What to work on:
Rewrite the entries between the line holding "window-title: login.php - 记事本 [17, 2, 87, 11]" and the line holding "code-line: $port = (int)", inclusive, putting "source-line" in place of "code-line" and changing nothing else.

(Page element annotations)
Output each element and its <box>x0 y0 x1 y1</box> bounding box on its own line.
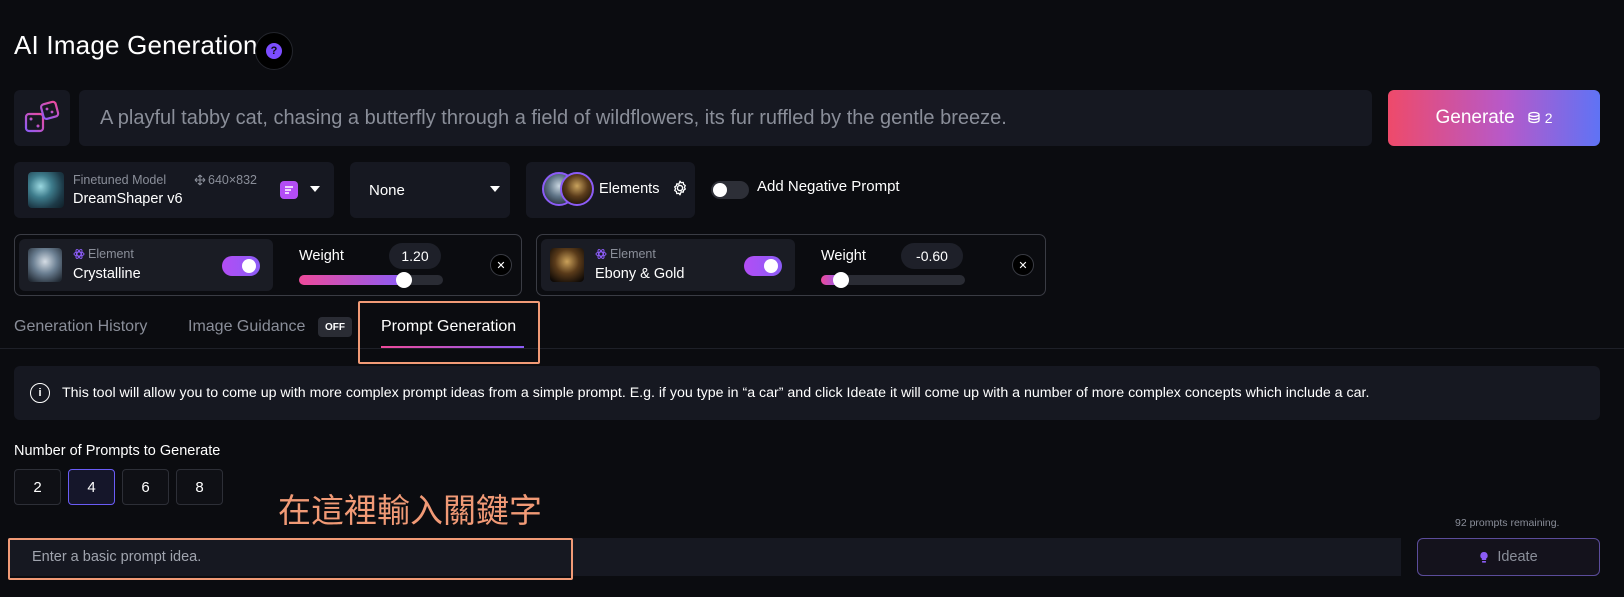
weight-slider-fill <box>299 275 404 285</box>
help-icon: ? <box>266 43 282 59</box>
weight-slider[interactable] <box>821 272 965 288</box>
dice-icon <box>24 100 60 133</box>
model-type-icon <box>280 181 298 199</box>
weight-label: Weight <box>821 248 866 264</box>
model-dimensions: 640×832 <box>194 173 257 187</box>
weight-slider[interactable] <box>299 272 443 288</box>
toggle-knob <box>242 259 256 273</box>
info-text: This tool will allow you to come up with… <box>62 385 1370 401</box>
element-card: Element Ebony & Gold <box>541 239 795 291</box>
prompt-input[interactable]: A playful tabby cat, chasing a butterfly… <box>79 90 1372 146</box>
model-name: DreamShaper v6 <box>73 191 183 207</box>
random-prompt-button[interactable] <box>14 90 70 146</box>
style-select[interactable]: None <box>350 162 510 218</box>
status-badge: OFF <box>318 317 352 337</box>
help-button[interactable]: ? <box>255 32 293 70</box>
model-subtitle: Finetuned Model <box>73 173 167 187</box>
negative-prompt-label: Add Negative Prompt <box>757 178 900 195</box>
num-prompts-label: Number of Prompts to Generate <box>14 443 221 459</box>
element-tag: Element <box>73 247 134 261</box>
prompt-text: A playful tabby cat, chasing a butterfly… <box>100 106 1007 129</box>
prompt-idea-input[interactable] <box>8 538 1401 576</box>
element-tag: Element <box>595 247 656 261</box>
atom-icon <box>73 249 85 259</box>
element-enable-toggle[interactable] <box>744 256 782 276</box>
atom-icon <box>595 249 607 259</box>
annotation-text: 在這裡輸入關鍵字 <box>278 491 542 530</box>
token-cost: 2 <box>1527 110 1553 126</box>
num-prompts-option-4[interactable]: 4 <box>68 469 115 505</box>
element-enable-toggle[interactable] <box>222 256 260 276</box>
page-title: AI Image Generation <box>14 30 258 60</box>
elements-button[interactable]: Elements <box>526 162 695 218</box>
generate-label: Generate <box>1435 107 1515 128</box>
tab-image-guidance[interactable]: Image Guidance <box>188 318 305 336</box>
model-thumbnail <box>28 172 64 208</box>
negative-prompt-toggle[interactable] <box>711 181 749 199</box>
lightbulb-icon <box>1480 551 1488 563</box>
style-select-value: None <box>369 181 405 199</box>
elements-label: Elements <box>599 181 660 197</box>
num-prompts-option-2[interactable]: 2 <box>14 469 61 505</box>
element-tag-label: Element <box>88 247 134 261</box>
info-icon: i <box>30 383 50 403</box>
tabs-divider <box>0 348 1624 349</box>
element-weight-panel: Element Crystalline Weight 1.20 ✕ <box>14 234 522 296</box>
ideate-label: Ideate <box>1497 549 1538 565</box>
model-selector[interactable]: Finetuned Model 640×832 DreamShaper v6 <box>14 162 334 218</box>
remove-element-button[interactable]: ✕ <box>490 254 512 276</box>
token-cost-value: 2 <box>1544 110 1553 126</box>
model-dimensions-value: 640×832 <box>208 173 258 187</box>
weight-value[interactable]: 1.20 <box>389 243 441 269</box>
tab-generation-history[interactable]: Generation History <box>14 318 147 336</box>
num-prompts-option-6[interactable]: 6 <box>122 469 169 505</box>
element-tag-label: Element <box>610 247 656 261</box>
toggle-knob <box>764 259 778 273</box>
tab-highlight-annotation <box>358 301 540 364</box>
element-card: Element Crystalline <box>19 239 273 291</box>
gear-icon[interactable] <box>671 179 689 197</box>
element-thumbnail <box>28 248 62 282</box>
weight-value[interactable]: -0.60 <box>901 243 963 269</box>
chevron-down-icon <box>490 186 500 192</box>
element-avatar-ebony-gold <box>560 172 594 206</box>
remove-element-button[interactable]: ✕ <box>1012 254 1034 276</box>
element-thumbnail <box>550 248 584 282</box>
info-banner: i This tool will allow you to come up wi… <box>14 366 1600 420</box>
element-weight-panel: Element Ebony & Gold Weight -0.60 ✕ <box>536 234 1046 296</box>
toggle-knob <box>713 183 727 197</box>
generate-button[interactable]: Generate 2 <box>1388 90 1600 146</box>
move-icon <box>194 174 206 186</box>
coins-icon <box>1528 111 1540 124</box>
prompts-remaining: 92 prompts remaining. <box>1455 517 1560 529</box>
element-name: Ebony & Gold <box>595 266 685 282</box>
weight-slider-handle[interactable] <box>396 272 412 288</box>
ideate-button[interactable]: Ideate <box>1417 538 1600 576</box>
num-prompts-option-8[interactable]: 8 <box>176 469 223 505</box>
weight-label: Weight <box>299 248 344 264</box>
chevron-down-icon <box>310 186 320 192</box>
element-name: Crystalline <box>73 266 141 282</box>
weight-slider-handle[interactable] <box>833 272 849 288</box>
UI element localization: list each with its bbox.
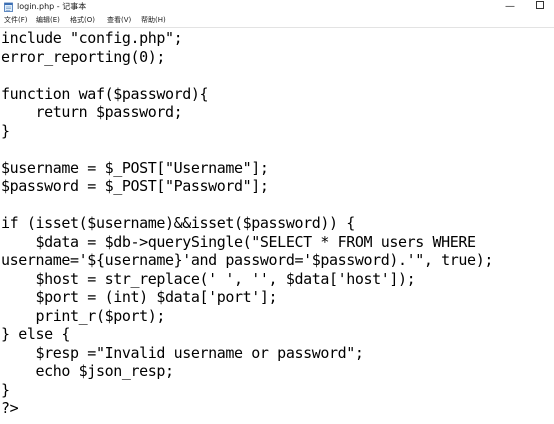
window-title: login.php - 记事本 [17, 2, 87, 11]
menu-view[interactable]: 查看(V) [107, 14, 131, 27]
code-line: $host = str_replace(' ', '', $data['host… [1, 269, 416, 288]
code-line: $password = $_POST["Password"]; [1, 177, 269, 195]
code-line: error_reporting(0); [1, 47, 165, 66]
minimize-icon: — [505, 1, 515, 12]
code-line: } else { [1, 325, 71, 343]
maximize-button[interactable] [526, 0, 554, 14]
menu-file[interactable]: 文件(F) [4, 14, 28, 27]
menu-bar: 文件(F) 编辑(E) 格式(O) 查看(V) 帮助(H) [0, 14, 554, 28]
minimize-button[interactable]: — [496, 0, 524, 14]
code-line: } [1, 121, 10, 140]
title-bar[interactable]: login.php - 记事本 — [0, 0, 554, 14]
code-line: ?> [1, 399, 19, 417]
code-line: echo $json_resp; [1, 362, 175, 380]
notepad-window: login.php - 记事本 — 文件(F) 编辑(E) 格式(O) 查看(V… [0, 0, 554, 424]
code-line: function waf($password){ [1, 84, 209, 103]
notepad-icon [4, 2, 13, 12]
code-line: print_r($port); [1, 306, 166, 325]
code-line: $username = $_POST["Username"]; [1, 158, 269, 177]
maximize-icon [536, 1, 544, 9]
menu-edit[interactable]: 编辑(E) [36, 14, 60, 27]
text-editor-area[interactable]: include "config.php"; error_reporting(0)… [0, 28, 554, 424]
code-line: $port = (int) $data['port']; [1, 288, 278, 306]
code-line: $data = $db->querySingle("SELECT * FROM … [1, 232, 477, 251]
code-content: include "config.php"; error_reporting(0)… [1, 29, 493, 418]
code-line: } [1, 380, 10, 399]
menu-format[interactable]: 格式(O) [70, 14, 95, 27]
code-line: if (isset($username)&&isset($password)) … [1, 214, 355, 232]
menu-help[interactable]: 帮助(H) [141, 14, 166, 27]
code-line: return $password; [1, 103, 183, 121]
code-line: username='${username}'and password='$pas… [1, 251, 493, 269]
code-line: include "config.php"; [1, 29, 183, 47]
code-line: $resp ="Invalid username or password"; [1, 343, 364, 362]
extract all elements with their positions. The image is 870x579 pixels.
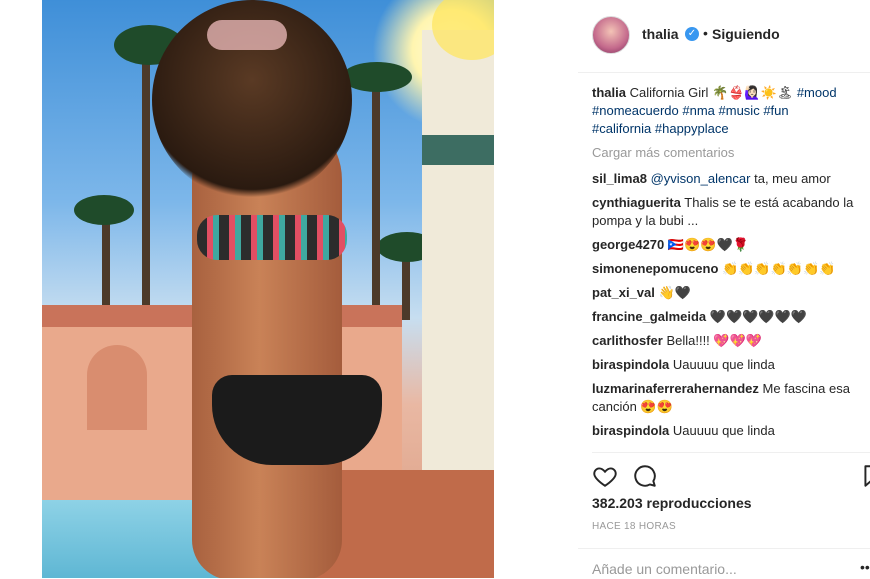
- palm-leaves: [74, 195, 134, 225]
- comment: sil_lima8 @yvison_alencar ta, meu amor: [592, 170, 870, 188]
- palm-leaves: [342, 62, 412, 92]
- hashtag[interactable]: #nma: [682, 103, 715, 118]
- caption-text: California Girl 🌴👙🙋🏻‍♀️☀️🏝: [629, 85, 794, 100]
- palm-tree: [372, 80, 380, 320]
- comment-text: 🖤🖤🖤🖤🖤🖤: [709, 309, 807, 324]
- comment: cynthiaguerita Thalis se te está acaband…: [592, 194, 870, 230]
- hashtag[interactable]: #mood: [797, 85, 837, 100]
- comment-text: 🇵🇷😍😍🖤🌹: [667, 237, 749, 252]
- avatar[interactable]: [592, 16, 630, 54]
- hashtag[interactable]: #happyplace: [655, 121, 729, 136]
- hashtag[interactable]: #music: [719, 103, 760, 118]
- comment: francine_galmeida 🖤🖤🖤🖤🖤🖤: [592, 308, 870, 326]
- comment-icon[interactable]: [632, 463, 658, 489]
- separator-dot: •: [703, 25, 708, 41]
- comment-text: 👏👏👏👏👏👏👏: [722, 261, 836, 276]
- comment-username[interactable]: francine_galmeida: [592, 309, 706, 324]
- comment: luzmarinaferrerahernandez Me fascina esa…: [592, 380, 870, 416]
- hashtag[interactable]: #california: [592, 121, 651, 136]
- more-options-icon[interactable]: •••: [860, 559, 870, 575]
- sunglasses: [207, 20, 287, 50]
- comment: biraspindola Uauuuu que linda: [592, 422, 870, 440]
- caption: thalia California Girl 🌴👙🙋🏻‍♀️☀️🏝 #mood …: [592, 84, 870, 138]
- add-comment-input[interactable]: Añade un comentario...: [592, 561, 737, 577]
- comment-username[interactable]: luzmarinaferrerahernandez: [592, 381, 759, 396]
- comment-username[interactable]: sil_lima8: [592, 171, 647, 186]
- verified-badge-icon: ✓: [685, 27, 699, 41]
- post-video[interactable]: [42, 0, 494, 578]
- load-more-comments[interactable]: Cargar más comentarios: [592, 144, 870, 162]
- comment: simonenepomuceno 👏👏👏👏👏👏👏: [592, 260, 870, 278]
- heart-icon[interactable]: [592, 463, 618, 489]
- comment-username[interactable]: biraspindola: [592, 357, 669, 372]
- balcony: [422, 135, 494, 165]
- post-timestamp[interactable]: HACE 18 HORAS: [592, 521, 676, 532]
- comment-username[interactable]: biraspindola: [592, 423, 669, 438]
- comments-list: thalia California Girl 🌴👙🙋🏻‍♀️☀️🏝 #mood …: [592, 84, 870, 446]
- comment-username[interactable]: simonenepomuceno: [592, 261, 718, 276]
- bikini-top: [197, 215, 347, 260]
- palm-tree: [142, 40, 150, 310]
- comment-username[interactable]: george4270: [592, 237, 664, 252]
- header-username[interactable]: thalia: [642, 26, 679, 42]
- comment-text: Bella!!!! 💖💖💖: [666, 333, 762, 348]
- bikini-bottom: [212, 375, 382, 465]
- post-sidebar: thalia ✓ • Siguiendo thalia California G…: [578, 0, 870, 578]
- building-right: [422, 30, 494, 510]
- caption-username[interactable]: thalia: [592, 85, 626, 100]
- comment-username[interactable]: carlithosfer: [592, 333, 663, 348]
- comment-text: ta, meu amor: [750, 171, 831, 186]
- view-count[interactable]: 382.203 reproducciones: [592, 495, 752, 511]
- following-button[interactable]: Siguiendo: [712, 26, 780, 42]
- comment: pat_xi_val 👋🖤: [592, 284, 870, 302]
- bookmark-icon[interactable]: [860, 463, 870, 489]
- add-comment-bar: Añade un comentario... •••: [578, 548, 870, 579]
- comment: george4270 🇵🇷😍😍🖤🌹: [592, 236, 870, 254]
- comment-mention[interactable]: @yvison_alencar: [651, 171, 751, 186]
- hashtag[interactable]: #fun: [763, 103, 788, 118]
- post-header: thalia ✓ • Siguiendo: [578, 0, 870, 73]
- comment: carlithosfer Bella!!!! 💖💖💖: [592, 332, 870, 350]
- comment-username[interactable]: pat_xi_val: [592, 285, 655, 300]
- comment-text: Uauuuu que linda: [672, 357, 775, 372]
- comment: biraspindola Uauuuu que linda: [592, 356, 870, 374]
- comment-username[interactable]: cynthiaguerita: [592, 195, 681, 210]
- comment-text: Uauuuu que linda: [672, 423, 775, 438]
- comment-text: 👋🖤: [658, 285, 691, 300]
- hashtag[interactable]: #nomeacuerdo: [592, 103, 679, 118]
- arch-window: [87, 345, 147, 430]
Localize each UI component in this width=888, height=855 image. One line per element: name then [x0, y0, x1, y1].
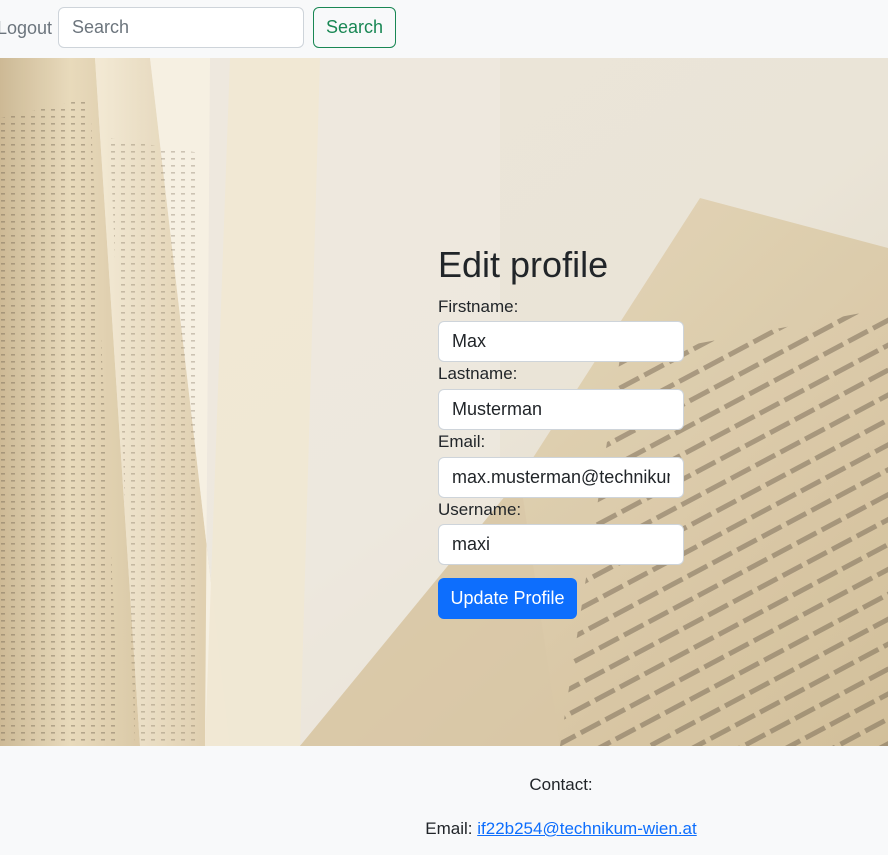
- hero-section: Edit profile Firstname: Lastname: Email:…: [0, 58, 888, 746]
- search-input[interactable]: [58, 7, 304, 48]
- email-label: Email:: [438, 432, 486, 451]
- navbar: Logout Search: [0, 0, 888, 58]
- logout-link[interactable]: Logout: [0, 17, 52, 39]
- lastname-field[interactable]: [438, 389, 684, 430]
- email-field[interactable]: [438, 457, 684, 498]
- lastname-label: Lastname:: [438, 364, 518, 383]
- update-profile-button[interactable]: Update Profile: [438, 578, 577, 619]
- firstname-label: Firstname:: [438, 297, 519, 316]
- footer: Contact: Email: if22b254@technikum-wien.…: [0, 746, 888, 855]
- username-field[interactable]: [438, 524, 684, 565]
- username-label: Username:: [438, 500, 522, 519]
- page-title: Edit profile: [438, 244, 609, 285]
- contact-email-line: Email: if22b254@technikum-wien.at: [0, 819, 888, 839]
- firstname-field[interactable]: [438, 321, 684, 362]
- contact-heading: Contact:: [529, 775, 593, 794]
- search-button[interactable]: Search: [313, 7, 396, 48]
- contact-email-prefix: Email:: [425, 819, 473, 838]
- contact-email-link[interactable]: if22b254@technikum-wien.at: [477, 819, 697, 838]
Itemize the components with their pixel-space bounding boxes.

Result of the exercise:
window-title: login.php - 记事本 [17, 2, 87, 11]
menu-view[interactable]: 查看(V) [107, 14, 131, 27]
source-line: $host = str_replace(' ', '', $data['host… [1, 269, 416, 288]
source-line: $password = $_POST["Password"]; [1, 177, 269, 195]
source-line: error_reporting(0); [1, 47, 165, 66]
minimize-icon: — [505, 1, 515, 12]
source-line: } else { [1, 325, 71, 343]
maximize-button[interactable] [526, 0, 554, 14]
menu-file[interactable]: 文件(F) [4, 14, 28, 27]
menu-bar: 文件(F) 编辑(E) 格式(O) 查看(V) 帮助(H) [0, 14, 554, 28]
minimize-button[interactable]: — [496, 0, 524, 14]
source-line: } [1, 121, 10, 140]
title-bar[interactable]: login.php - 记事本 — [0, 0, 554, 14]
source-line: ?> [1, 399, 19, 417]
source-line: echo $json_resp; [1, 362, 175, 380]
notepad-window: login.php - 记事本 — 文件(F) 编辑(E) 格式(O) 查看(V… [0, 0, 554, 424]
source-line: function waf($password){ [1, 84, 209, 103]
notepad-icon [4, 2, 13, 12]
source-line: print_r($port); [1, 306, 166, 325]
source-line: $username = $_POST["Username"]; [1, 158, 269, 177]
maximize-icon [536, 1, 544, 9]
menu-edit[interactable]: 编辑(E) [36, 14, 60, 27]
text-editor-area[interactable]: include "config.php"; error_reporting(0)… [0, 28, 554, 424]
source-line: $port = (int) $data['port']; [1, 288, 278, 306]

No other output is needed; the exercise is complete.